DATASET section start

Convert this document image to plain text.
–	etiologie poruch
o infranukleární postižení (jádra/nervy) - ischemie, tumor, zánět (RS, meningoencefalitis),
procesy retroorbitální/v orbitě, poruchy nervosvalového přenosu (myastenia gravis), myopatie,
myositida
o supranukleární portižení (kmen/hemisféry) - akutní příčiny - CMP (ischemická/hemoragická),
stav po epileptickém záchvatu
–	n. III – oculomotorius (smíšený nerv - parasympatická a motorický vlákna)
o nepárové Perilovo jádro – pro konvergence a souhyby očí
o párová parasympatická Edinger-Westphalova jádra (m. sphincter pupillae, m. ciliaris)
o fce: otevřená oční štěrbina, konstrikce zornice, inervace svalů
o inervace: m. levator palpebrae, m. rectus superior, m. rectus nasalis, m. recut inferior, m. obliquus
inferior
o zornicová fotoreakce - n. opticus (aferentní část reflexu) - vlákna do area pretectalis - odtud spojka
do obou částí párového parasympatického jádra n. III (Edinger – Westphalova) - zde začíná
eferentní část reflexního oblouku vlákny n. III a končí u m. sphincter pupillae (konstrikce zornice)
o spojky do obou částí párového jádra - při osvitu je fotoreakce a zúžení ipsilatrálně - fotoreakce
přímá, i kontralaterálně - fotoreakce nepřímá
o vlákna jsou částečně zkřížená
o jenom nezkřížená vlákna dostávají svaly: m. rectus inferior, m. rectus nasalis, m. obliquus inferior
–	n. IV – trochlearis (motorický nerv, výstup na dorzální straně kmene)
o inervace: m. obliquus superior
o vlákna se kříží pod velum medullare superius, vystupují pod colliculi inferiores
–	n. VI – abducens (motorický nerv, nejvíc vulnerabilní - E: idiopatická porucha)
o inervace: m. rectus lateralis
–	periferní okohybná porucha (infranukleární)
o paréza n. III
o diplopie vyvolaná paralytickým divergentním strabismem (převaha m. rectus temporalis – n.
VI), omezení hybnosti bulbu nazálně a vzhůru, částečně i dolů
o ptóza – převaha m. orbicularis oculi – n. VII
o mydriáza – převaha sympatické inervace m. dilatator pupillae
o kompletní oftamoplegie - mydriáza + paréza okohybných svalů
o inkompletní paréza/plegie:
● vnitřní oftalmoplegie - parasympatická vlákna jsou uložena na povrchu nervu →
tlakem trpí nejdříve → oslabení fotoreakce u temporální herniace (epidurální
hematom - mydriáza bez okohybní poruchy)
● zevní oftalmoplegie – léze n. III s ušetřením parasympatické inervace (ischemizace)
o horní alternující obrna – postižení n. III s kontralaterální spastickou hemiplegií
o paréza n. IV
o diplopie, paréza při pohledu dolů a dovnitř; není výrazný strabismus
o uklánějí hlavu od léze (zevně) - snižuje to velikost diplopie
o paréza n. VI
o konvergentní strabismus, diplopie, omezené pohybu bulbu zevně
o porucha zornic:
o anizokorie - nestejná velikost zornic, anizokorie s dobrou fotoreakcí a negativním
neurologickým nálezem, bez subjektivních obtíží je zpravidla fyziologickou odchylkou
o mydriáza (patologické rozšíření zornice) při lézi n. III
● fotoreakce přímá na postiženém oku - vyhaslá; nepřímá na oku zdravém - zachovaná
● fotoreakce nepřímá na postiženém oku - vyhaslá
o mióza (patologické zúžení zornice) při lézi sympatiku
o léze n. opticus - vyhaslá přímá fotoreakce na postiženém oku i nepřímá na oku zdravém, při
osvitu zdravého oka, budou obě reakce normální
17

DATASET section end

The records above should be printed in full, exactly as they appear.

Convert this document image to plain text.
–	etiologie poruch
o infranukleární postižení (jádra/nervy) - ischemie, tumor, zánět (RS, meningoencefalitis),
procesy retroorbitální/v orbitě, poruchy nervosvalového přenosu (myastenia gravis), myopatie,
myositida
o supranukleární portižení (kmen/hemisféry) - akutní příčiny - CMP (ischemická/hemoragická),
stav po epileptickém záchvatu
–	n. III – oculomotorius (smíšený nerv - parasympatická a motorický vlákna)
o nepárové Perilovo jádro – pro konvergence a souhyby očí
o párová parasympatická Edinger-Westphalova jádra (m. sphincter pupillae, m. ciliaris)
o fce: otevřená oční štěrbina, konstrikce zornice, inervace svalů
o inervace: m. levator palpebrae, m. rectus superior, m. rectus nasalis, m. recut inferior, m. obliquus
inferior
o zornicová fotoreakce - n. opticus (aferentní část reflexu) - vlákna do area pretectalis - odtud spojka
do obou částí párového parasympatického jádra n. III (Edinger – Westphalova) - zde začíná
eferentní část reflexního oblouku vlákny n. III a končí u m. sphincter pupillae (konstrikce zornice)
o spojky do obou částí párového jádra - při osvitu je fotoreakce a zúžení ipsilatrálně - fotoreakce
přímá, i kontralaterálně - fotoreakce nepřímá
o vlákna jsou částečně zkřížená
o jenom nezkřížená vlákna dostávají svaly: m. rectus inferior, m. rectus nasalis, m. obliquus inferior
–	n. IV – trochlearis (motorický nerv, výstup na dorzální straně kmene)
o inervace: m. obliquus superior
o vlákna se kříží pod velum medullare superius, vystupují pod colliculi inferiores
–	n. VI – abducens (motorický nerv, nejvíc vulnerabilní - E: idiopatická porucha)
o inervace: m. rectus lateralis
–	periferní okohybná porucha (infranukleární)
o paréza n. III
o diplopie vyvolaná paralytickým divergentním strabismem (převaha m. rectus temporalis – n.
VI), omezení hybnosti bulbu nazálně a vzhůru, částečně i dolů
o ptóza – převaha m. orbicularis oculi – n. VII
o mydriáza – převaha sympatické inervace m. dilatator pupillae
o kompletní oftamoplegie - mydriáza + paréza okohybných svalů
o inkompletní paréza/plegie:
● vnitřní oftalmoplegie - parasympatická vlákna jsou uložena na povrchu nervu →
tlakem trpí nejdříve → oslabení fotoreakce u temporální herniace (epidurální
hematom - mydriáza bez okohybní poruchy)
● zevní oftalmoplegie – léze n. III s ušetřením parasympatické inervace (ischemizace)
o horní alternující obrna – postižení n. III s kontralaterální spastickou hemiplegií
o paréza n. IV
o diplopie, paréza při pohledu dolů a dovnitř; není výrazný strabismus
o uklánějí hlavu od léze (zevně) - snižuje to velikost diplopie
o paréza n. VI
o konvergentní strabismus, diplopie, omezené pohybu bulbu zevně
o porucha zornic:
o anizokorie - nestejná velikost zornic, anizokorie s dobrou fotoreakcí a negativním
neurologickým nálezem, bez subjektivních obtíží je zpravidla fyziologickou odchylkou
o mydriáza (patologické rozšíření zornice) při lézi n. III
● fotoreakce přímá na postiženém oku - vyhaslá; nepřímá na oku zdravém - zachovaná
● fotoreakce nepřímá na postiženém oku - vyhaslá
o mióza (patologické zúžení zornice) při lézi sympatiku
o léze n. opticus - vyhaslá přímá fotoreakce na postiženém oku i nepřímá na oku zdravém, při
osvitu zdravého oka, budou obě reakce normální
17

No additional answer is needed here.